Stored data:

_ _ _

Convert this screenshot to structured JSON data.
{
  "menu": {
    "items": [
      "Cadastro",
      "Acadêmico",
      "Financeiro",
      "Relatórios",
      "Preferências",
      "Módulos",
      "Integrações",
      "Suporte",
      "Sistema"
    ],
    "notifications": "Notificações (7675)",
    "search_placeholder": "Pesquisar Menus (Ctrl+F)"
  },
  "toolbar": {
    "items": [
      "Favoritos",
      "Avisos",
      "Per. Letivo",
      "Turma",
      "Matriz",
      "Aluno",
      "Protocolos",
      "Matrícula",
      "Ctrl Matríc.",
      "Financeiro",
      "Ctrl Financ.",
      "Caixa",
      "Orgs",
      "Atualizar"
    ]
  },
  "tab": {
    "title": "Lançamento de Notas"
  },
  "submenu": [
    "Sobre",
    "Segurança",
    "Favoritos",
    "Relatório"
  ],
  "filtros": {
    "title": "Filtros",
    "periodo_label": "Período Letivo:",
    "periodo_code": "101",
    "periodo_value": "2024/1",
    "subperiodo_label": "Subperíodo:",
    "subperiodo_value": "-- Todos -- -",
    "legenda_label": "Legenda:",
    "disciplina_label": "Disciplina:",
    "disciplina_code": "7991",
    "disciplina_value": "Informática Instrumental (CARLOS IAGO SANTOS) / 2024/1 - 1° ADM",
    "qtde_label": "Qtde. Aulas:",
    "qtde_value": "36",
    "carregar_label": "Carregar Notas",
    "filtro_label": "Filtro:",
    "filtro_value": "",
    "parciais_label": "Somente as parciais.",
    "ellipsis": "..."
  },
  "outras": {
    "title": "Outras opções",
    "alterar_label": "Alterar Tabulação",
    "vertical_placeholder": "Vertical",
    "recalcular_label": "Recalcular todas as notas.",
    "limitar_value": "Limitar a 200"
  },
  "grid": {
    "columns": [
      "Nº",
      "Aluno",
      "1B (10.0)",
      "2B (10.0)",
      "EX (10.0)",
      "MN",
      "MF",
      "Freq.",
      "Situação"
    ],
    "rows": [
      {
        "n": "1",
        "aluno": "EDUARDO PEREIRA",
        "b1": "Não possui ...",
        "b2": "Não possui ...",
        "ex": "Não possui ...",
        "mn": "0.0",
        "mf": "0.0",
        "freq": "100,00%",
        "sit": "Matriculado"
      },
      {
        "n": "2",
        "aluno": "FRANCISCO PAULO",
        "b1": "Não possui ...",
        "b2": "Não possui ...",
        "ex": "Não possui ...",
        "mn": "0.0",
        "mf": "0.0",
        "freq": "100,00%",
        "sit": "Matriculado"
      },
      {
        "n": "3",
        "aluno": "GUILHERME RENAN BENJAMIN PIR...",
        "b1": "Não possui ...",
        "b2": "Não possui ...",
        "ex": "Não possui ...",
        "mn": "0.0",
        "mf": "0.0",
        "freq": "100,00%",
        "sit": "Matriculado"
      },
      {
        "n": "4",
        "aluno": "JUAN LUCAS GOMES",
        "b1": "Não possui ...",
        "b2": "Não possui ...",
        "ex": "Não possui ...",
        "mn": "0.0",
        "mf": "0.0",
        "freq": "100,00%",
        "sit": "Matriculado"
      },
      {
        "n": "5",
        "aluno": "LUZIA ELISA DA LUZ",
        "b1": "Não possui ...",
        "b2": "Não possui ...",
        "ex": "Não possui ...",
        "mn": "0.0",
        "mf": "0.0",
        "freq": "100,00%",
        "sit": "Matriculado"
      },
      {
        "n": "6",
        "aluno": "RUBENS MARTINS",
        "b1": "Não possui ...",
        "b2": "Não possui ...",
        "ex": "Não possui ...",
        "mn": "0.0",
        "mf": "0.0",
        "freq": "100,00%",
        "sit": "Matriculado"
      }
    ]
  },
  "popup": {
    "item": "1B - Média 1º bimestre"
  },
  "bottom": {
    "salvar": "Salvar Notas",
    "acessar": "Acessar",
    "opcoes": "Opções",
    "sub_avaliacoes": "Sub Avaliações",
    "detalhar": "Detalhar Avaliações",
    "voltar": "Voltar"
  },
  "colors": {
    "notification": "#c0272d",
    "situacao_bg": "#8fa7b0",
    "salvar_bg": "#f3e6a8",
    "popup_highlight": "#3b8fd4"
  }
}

_ _ _

WHAT IS EXPECTED: The records above should be returned exactly.

TASK RESPONSE:
Convert this screenshot to structured JSON data.
{
  "menu": {
    "items": [
      "Cadastro",
      "Acadêmico",
      "Financeiro",
      "Relatórios",
      "Preferências",
      "Módulos",
      "Integrações",
      "Suporte",
      "Sistema"
    ],
    "notifications": "Notificações (7675)",
    "search_placeholder": "Pesquisar Menus (Ctrl+F)"
  },
  "toolbar": {
    "items": [
      "Favoritos",
      "Avisos",
      "Per. Letivo",
      "Turma",
      "Matriz",
      "Aluno",
      "Protocolos",
      "Matrícula",
      "Ctrl Matríc.",
      "Financeiro",
      "Ctrl Financ.",
      "Caixa",
      "Orgs",
      "Atualizar"
    ]
  },
  "tab": {
    "title": "Lançamento de Notas"
  },
  "submenu": [
    "Sobre",
    "Segurança",
    "Favoritos",
    "Relatório"
  ],
  "filtros": {
    "title": "Filtros",
    "periodo_label": "Período Letivo:",
    "periodo_code": "101",
    "periodo_value": "2024/1",
    "subperiodo_label": "Subperíodo:",
    "subperiodo_value": "-- Todos -- -",
    "legenda_label": "Legenda:",
    "disciplina_label": "Disciplina:",
    "disciplina_code": "7991",
    "disciplina_value": "Informática Instrumental (CARLOS IAGO SANTOS) / 2024/1 - 1° ADM",
    "qtde_label": "Qtde. Aulas:",
    "qtde_value": "36",
    "carregar_label": "Carregar Notas",
    "filtro_label": "Filtro:",
    "filtro_value": "",
    "parciais_label": "Somente as parciais.",
    "ellipsis": "..."
  },
  "outras": {
    "title": "Outras opções",
    "alterar_label": "Alterar Tabulação",
    "vertical_placeholder": "Vertical",
    "recalcular_label": "Recalcular todas as notas.",
    "limitar_value": "Limitar a 200"
  },
  "grid": {
    "columns": [
      "Nº",
      "Aluno",
      "1B (10.0)",
      "2B (10.0)",
      "EX (10.0)",
      "MN",
      "MF",
      "Freq.",
      "Situação"
    ],
    "rows": [
      {
        "n": "1",
        "aluno": "EDUARDO PEREIRA",
        "b1": "Não possui ...",
        "b2": "Não possui ...",
        "ex": "Não possui ...",
        "mn": "0.0",
        "mf": "0.0",
        "freq": "100,00%",
        "sit": "Matriculado"
      },
      {
        "n": "2",
        "aluno": "FRANCISCO PAULO",
        "b1": "Não possui ...",
        "b2": "Não possui ...",
        "ex": "Não possui ...",
        "mn": "0.0",
        "mf": "0.0",
        "freq": "100,00%",
        "sit": "Matriculado"
      },
      {
        "n": "3",
        "aluno": "GUILHERME RENAN BENJAMIN PIR...",
        "b1": "Não possui ...",
        "b2": "Não possui ...",
        "ex": "Não possui ...",
        "mn": "0.0",
        "mf": "0.0",
        "freq": "100,00%",
        "sit": "Matriculado"
      },
      {
        "n": "4",
        "aluno": "JUAN LUCAS GOMES",
        "b1": "Não possui ...",
        "b2": "Não possui ...",
        "ex": "Não possui ...",
        "mn": "0.0",
        "mf": "0.0",
        "freq": "100,00%",
        "sit": "Matriculado"
      },
      {
        "n": "5",
        "aluno": "LUZIA ELISA DA LUZ",
        "b1": "Não possui ...",
        "b2": "Não possui ...",
        "ex": "Não possui ...",
        "mn": "0.0",
        "mf": "0.0",
        "freq": "100,00%",
        "sit": "Matriculado"
      },
      {
        "n": "6",
        "aluno": "RUBENS MARTINS",
        "b1": "Não possui ...",
        "b2": "Não possui ...",
        "ex": "Não possui ...",
        "mn": "0.0",
        "mf": "0.0",
        "freq": "100,00%",
        "sit": "Matriculado"
      }
    ]
  },
  "popup": {
    "item": "1B - Média 1º bimestre"
  },
  "bottom": {
    "salvar": "Salvar Notas",
    "acessar": "Acessar",
    "opcoes": "Opções",
    "sub_avaliacoes": "Sub Avaliações",
    "detalhar": "Detalhar Avaliações",
    "voltar": "Voltar"
  },
  "colors": {
    "notification": "#c0272d",
    "situacao_bg": "#8fa7b0",
    "salvar_bg": "#f3e6a8",
    "popup_highlight": "#3b8fd4"
  }
}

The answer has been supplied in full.